::: Data for the task
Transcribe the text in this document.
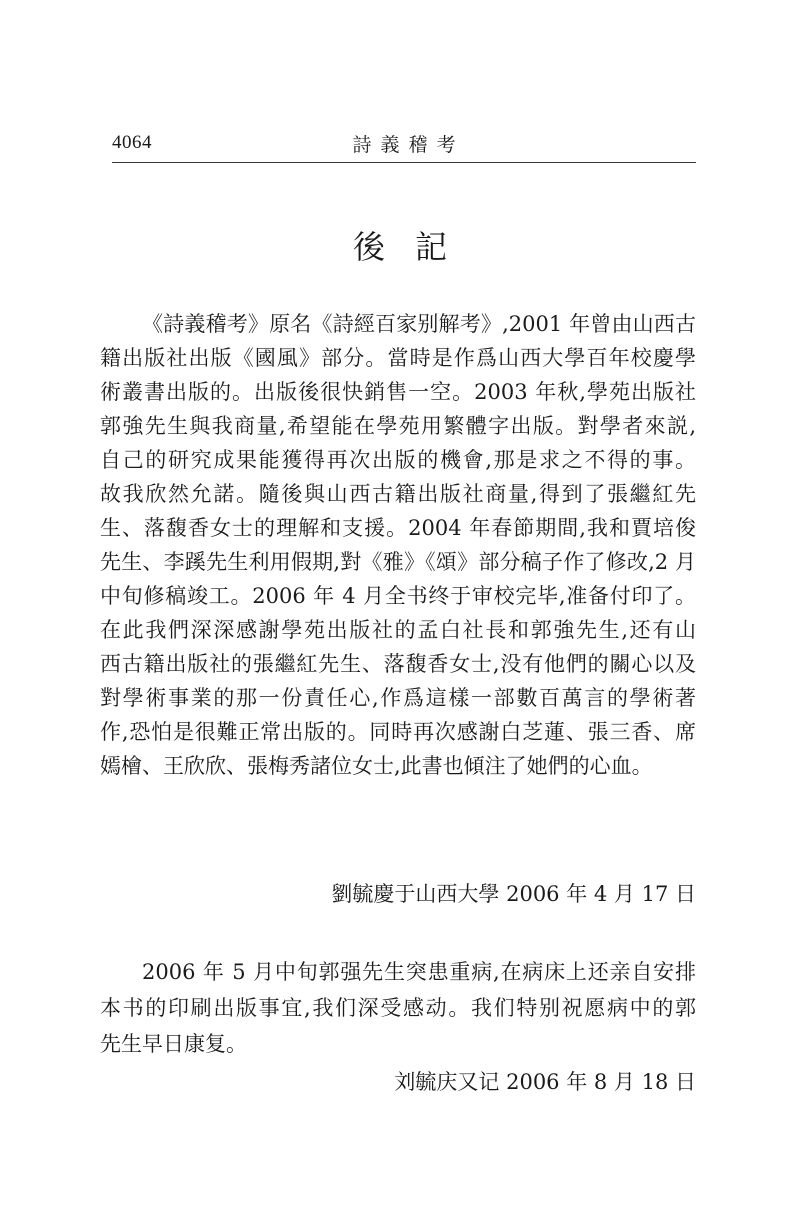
4064	詩義稽考
後記
《詩義稽考》原名《詩經百家别解考》,2001 年曾由山西古
籍出版社出版《國風》部分。當時是作爲山西大學百年校慶學
術叢書出版的。出版後很快銷售一空。2003 年秋,學苑出版社
郭強先生與我商量,希望能在學苑用繁體字出版。對學者來説,
自己的研究成果能獲得再次出版的機會,那是求之不得的事。
故我欣然允諾。隨後與山西古籍出版社商量,得到了張繼紅先
生、落馥香女士的理解和支援。2004 年春節期間,我和賈培俊
先生、李蹊先生利用假期,對《雅》《頌》部分稿子作了修改,2 月
中旬修稿竣工。2006 年 4 月全书终于审校完毕,准备付印了。
在此我們深深感謝學苑出版社的孟白社長和郭強先生,还有山
西古籍出版社的張繼紅先生、落馥香女士,没有他們的關心以及
對學術事業的那一份責任心,作爲這樣一部數百萬言的學術著
作,恐怕是很難正常出版的。同時再次感謝白芝蓮、張三香、席
嫣檜、王欣欣、張梅秀諸位女士,此書也傾注了她們的心血。
劉毓慶于山西大學 2006 年 4 月 17 日
2006 年 5 月中旬郭强先生突患重病,在病床上还亲自安排
本书的印刷出版事宜,我们深受感动。我们特别祝愿病中的郭
先生早日康复。
刘毓庆又记 2006 年 8 月 18 日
::::::
=== Problem ===
Give the number of lines in the listing above that hold the string "詩義稽考", with nothing else.

=== Final result ===
2